◆ Given instruction
Tell how many lines have the string "into" in them, and write nothing besides the number.

◆ Given data
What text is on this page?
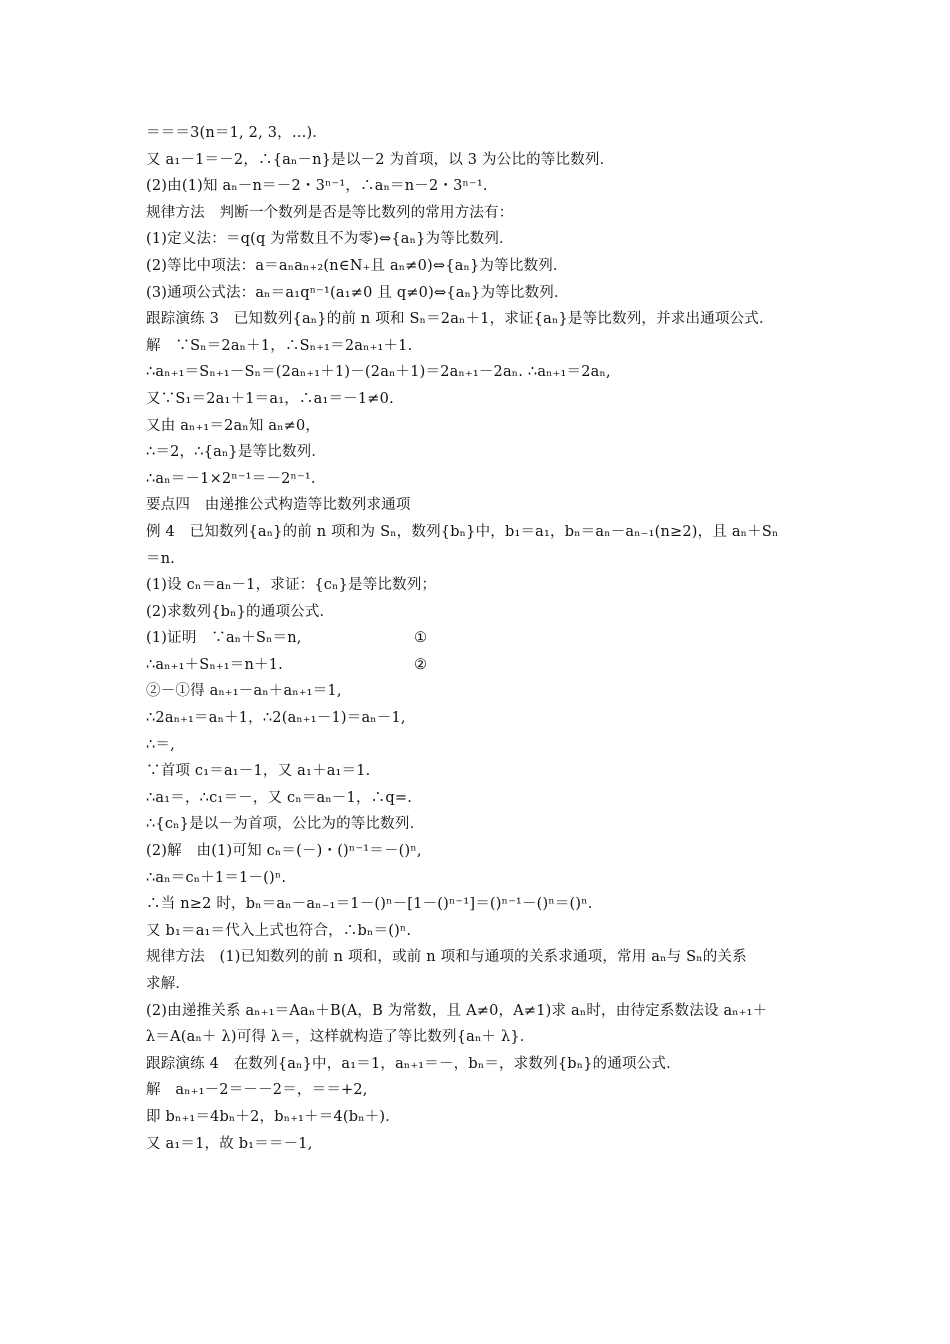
＝＝＝3(n＝1, 2, 3，…)．
又 a₁－1＝－2，∴{aₙ－n}是以－2 为首项，以 3 为公比的等比数列．
(2)由(1)知 aₙ－n＝－2・3ⁿ⁻¹，∴aₙ＝n－2・3ⁿ⁻¹.
规律方法　判断一个数列是否是等比数列的常用方法有：
(1)定义法：＝q(q 为常数且不为零)⇔{aₙ}为等比数列．
(2)等比中项法：a＝aₙaₙ₊₂(n∈N₊且 aₙ≠0)⇔{aₙ}为等比数列．
(3)通项公式法：aₙ＝a₁qⁿ⁻¹(a₁≠0 且 q≠0)⇔{aₙ}为等比数列．
跟踪演练 3　已知数列{aₙ}的前 n 项和 Sₙ＝2aₙ＋1，求证{aₙ}是等比数列，并求出通项公式．
解　∵Sₙ＝2aₙ＋1，∴Sₙ₊₁＝2aₙ₊₁＋1.
∴aₙ₊₁＝Sₙ₊₁－Sₙ＝(2aₙ₊₁＋1)－(2aₙ＋1)＝2aₙ₊₁－2aₙ. ∴aₙ₊₁＝2aₙ,
又∵S₁＝2a₁＋1＝a₁，∴a₁＝－1≠0.
又由 aₙ₊₁＝2aₙ知 aₙ≠0，
∴＝2，∴{aₙ}是等比数列．
∴aₙ＝－1×2ⁿ⁻¹＝－2ⁿ⁻¹.
要点四　由递推公式构造等比数列求通项
例 4　已知数列{aₙ}的前 n 项和为 Sₙ，数列{bₙ}中，b₁＝a₁，bₙ＝aₙ－aₙ₋₁(n≥2)，且 aₙ＋Sₙ
＝n.
(1)设 cₙ＝aₙ－1，求证：{cₙ}是等比数列；
(2)求数列{bₙ}的通项公式．
(1)证明　∵aₙ＋Sₙ＝n,	①
∴aₙ₊₁＋Sₙ₊₁＝n＋1.	②
②－①得 aₙ₊₁－aₙ＋aₙ₊₁＝1,
∴2aₙ₊₁＝aₙ＋1，∴2(aₙ₊₁－1)＝aₙ－1,
∴＝,
∵首项 c₁＝a₁－1，又 a₁＋a₁＝1.
∴a₁＝，∴c₁＝－，又 cₙ＝aₙ－1，∴q=.
∴{cₙ}是以－为首项，公比为的等比数列．
(2)解　由(1)可知 cₙ＝(－)・()ⁿ⁻¹＝－()ⁿ,
∴aₙ＝cₙ＋1＝1－()ⁿ.
∴当 n≥2 时，bₙ＝aₙ－aₙ₋₁＝1－()ⁿ－[1－()ⁿ⁻¹]＝()ⁿ⁻¹－()ⁿ＝()ⁿ.
又 b₁＝a₁＝代入上式也符合，∴bₙ＝()ⁿ.
规律方法　(1)已知数列的前 n 项和，或前 n 项和与通项的关系求通项，常用 aₙ与 Sₙ的关系
求解．
(2)由递推关系 aₙ₊₁＝Aaₙ＋B(A，B 为常数，且 A≠0，A≠1)求 aₙ时，由待定系数法设 aₙ₊₁＋
λ＝A(aₙ＋ λ)可得 λ＝，这样就构造了等比数列{aₙ＋ λ}．
跟踪演练 4　在数列{aₙ}中，a₁＝1，aₙ₊₁＝－，bₙ＝，求数列{bₙ}的通项公式．
解　aₙ₊₁－2＝－－2＝，＝＝+2,
即 bₙ₊₁＝4bₙ＋2，bₙ₊₁＋＝4(bₙ＋)．
又 a₁＝1，故 b₁＝＝－1,
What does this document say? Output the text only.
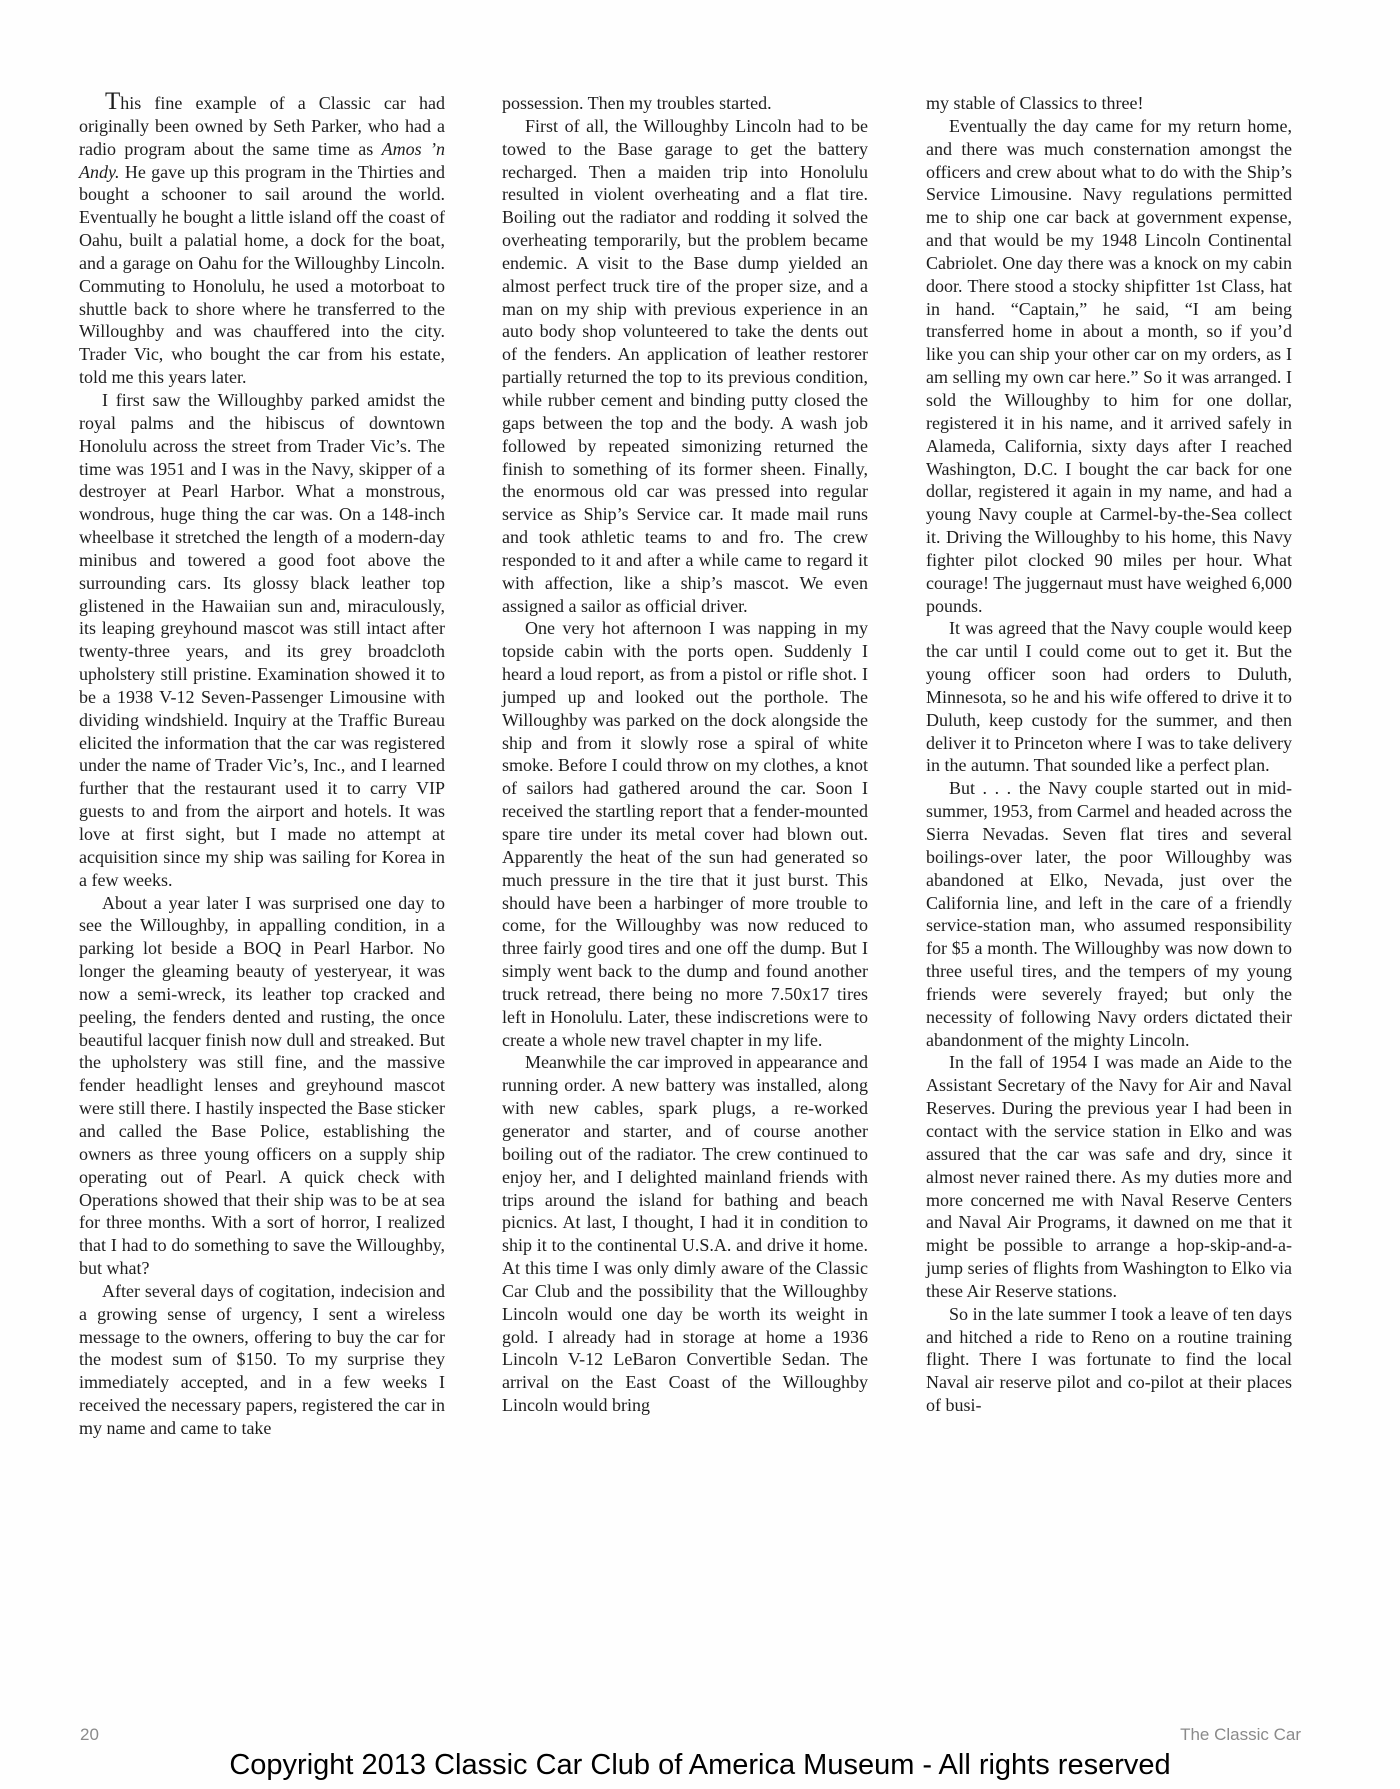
This fine example of a Classic car had originally been owned by Seth Parker, who had a radio program about the same time as Amos ’n Andy. He gave up this program in the Thirties and bought a schooner to sail around the world. Eventually he bought a little island off the coast of Oahu, built a palatial home, a dock for the boat, and a garage on Oahu for the Willoughby Lincoln. Commuting to Honolulu, he used a motorboat to shuttle back to shore where he transferred to the Willoughby and was chauffered into the city. Trader Vic, who bought the car from his estate, told me this years later.

I first saw the Willoughby parked amidst the royal palms and the hibiscus of downtown Honolulu across the street from Trader Vic’s. The time was 1951 and I was in the Navy, skipper of a destroyer at Pearl Harbor. What a monstrous, wondrous, huge thing the car was. On a 148-inch wheelbase it stretched the length of a modern-day minibus and towered a good foot above the surrounding cars. Its glossy black leather top glistened in the Hawaiian sun and, miraculously, its leaping greyhound mascot was still intact after twenty-three years, and its grey broadcloth upholstery still pristine. Examination showed it to be a 1938 V-12 Seven-Passenger Limousine with dividing windshield. Inquiry at the Traffic Bureau elicited the information that the car was registered under the name of Trader Vic’s, Inc., and I learned further that the restaurant used it to carry VIP guests to and from the airport and hotels. It was love at first sight, but I made no attempt at acquisition since my ship was sailing for Korea in a few weeks.

About a year later I was surprised one day to see the Willoughby, in appalling condition, in a parking lot beside a BOQ in Pearl Harbor. No longer the gleaming beauty of yesteryear, it was now a semi-wreck, its leather top cracked and peeling, the fenders dented and rusting, the once beautiful lacquer finish now dull and streaked. But the upholstery was still fine, and the massive fender headlight lenses and greyhound mascot were still there. I hastily inspected the Base sticker and called the Base Police, establishing the owners as three young officers on a supply ship operating out of Pearl. A quick check with Operations showed that their ship was to be at sea for three months. With a sort of horror, I realized that I had to do something to save the Willoughby, but what?

After several days of cogitation, indecision and a growing sense of urgency, I sent a wireless message to the owners, offering to buy the car for the modest sum of $150. To my surprise they immediately accepted, and in a few weeks I received the necessary papers, registered the car in my name and came to take

possession. Then my troubles started.

First of all, the Willoughby Lincoln had to be towed to the Base garage to get the battery recharged. Then a maiden trip into Honolulu resulted in violent overheating and a flat tire. Boiling out the radiator and rodding it solved the overheating temporarily, but the problem became endemic. A visit to the Base dump yielded an almost perfect truck tire of the proper size, and a man on my ship with previous experience in an auto body shop volunteered to take the dents out of the fenders. An application of leather restorer partially returned the top to its previous condition, while rubber cement and binding putty closed the gaps between the top and the body. A wash job followed by repeated simonizing returned the finish to something of its former sheen. Finally, the enormous old car was pressed into regular service as Ship’s Service car. It made mail runs and took athletic teams to and fro. The crew responded to it and after a while came to regard it with affection, like a ship’s mascot. We even assigned a sailor as official driver.

One very hot afternoon I was napping in my topside cabin with the ports open. Suddenly I heard a loud report, as from a pistol or rifle shot. I jumped up and looked out the porthole. The Willoughby was parked on the dock alongside the ship and from it slowly rose a spiral of white smoke. Before I could throw on my clothes, a knot of sailors had gathered around the car. Soon I received the startling report that a fender-mounted spare tire under its metal cover had blown out. Apparently the heat of the sun had generated so much pressure in the tire that it just burst. This should have been a harbinger of more trouble to come, for the Willoughby was now reduced to three fairly good tires and one off the dump. But I simply went back to the dump and found another truck retread, there being no more 7.50x17 tires left in Honolulu. Later, these indiscretions were to create a whole new travel chapter in my life.

Meanwhile the car improved in appearance and running order. A new battery was installed, along with new cables, spark plugs, a re-worked generator and starter, and of course another boiling out of the radiator. The crew continued to enjoy her, and I delighted mainland friends with trips around the island for bathing and beach picnics. At last, I thought, I had it in condition to ship it to the continental U.S.A. and drive it home. At this time I was only dimly aware of the Classic Car Club and the possibility that the Willoughby Lincoln would one day be worth its weight in gold. I already had in storage at home a 1936 Lincoln V-12 LeBaron Convertible Sedan. The arrival on the East Coast of the Willoughby Lincoln would bring

my stable of Classics to three!

Eventually the day came for my return home, and there was much consternation amongst the officers and crew about what to do with the Ship’s Service Limousine. Navy regulations permitted me to ship one car back at government expense, and that would be my 1948 Lincoln Continental Cabriolet. One day there was a knock on my cabin door. There stood a stocky shipfitter 1st Class, hat in hand. “Captain,” he said, “I am being transferred home in about a month, so if you’d like you can ship your other car on my orders, as I am selling my own car here.” So it was arranged. I sold the Willoughby to him for one dollar, registered it in his name, and it arrived safely in Alameda, California, sixty days after I reached Washington, D.C. I bought the car back for one dollar, registered it again in my name, and had a young Navy couple at Carmel-by-the-Sea collect it. Driving the Willoughby to his home, this Navy fighter pilot clocked 90 miles per hour. What courage! The juggernaut must have weighed 6,000 pounds.

It was agreed that the Navy couple would keep the car until I could come out to get it. But the young officer soon had orders to Duluth, Minnesota, so he and his wife offered to drive it to Duluth, keep custody for the summer, and then deliver it to Princeton where I was to take delivery in the autumn. That sounded like a perfect plan.

But . . . the Navy couple started out in mid-summer, 1953, from Carmel and headed across the Sierra Nevadas. Seven flat tires and several boilings-over later, the poor Willoughby was abandoned at Elko, Nevada, just over the California line, and left in the care of a friendly service-station man, who assumed responsibility for $5 a month. The Willoughby was now down to three useful tires, and the tempers of my young friends were severely frayed; but only the necessity of following Navy orders dictated their abandonment of the mighty Lincoln.

In the fall of 1954 I was made an Aide to the Assistant Secretary of the Navy for Air and Naval Reserves. During the previous year I had been in contact with the service station in Elko and was assured that the car was safe and dry, since it almost never rained there. As my duties more and more concerned me with Naval Reserve Centers and Naval Air Programs, it dawned on me that it might be possible to arrange a hop-skip-and-a-jump series of flights from Washington to Elko via these Air Reserve stations.

So in the late summer I took a leave of ten days and hitched a ride to Reno on a routine training flight. There I was fortunate to find the local Naval air reserve pilot and co-pilot at their places of busi-

20	The Classic Car
Copyright 2013 Classic Car Club of America Museum - All rights reserved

◆ Full response
2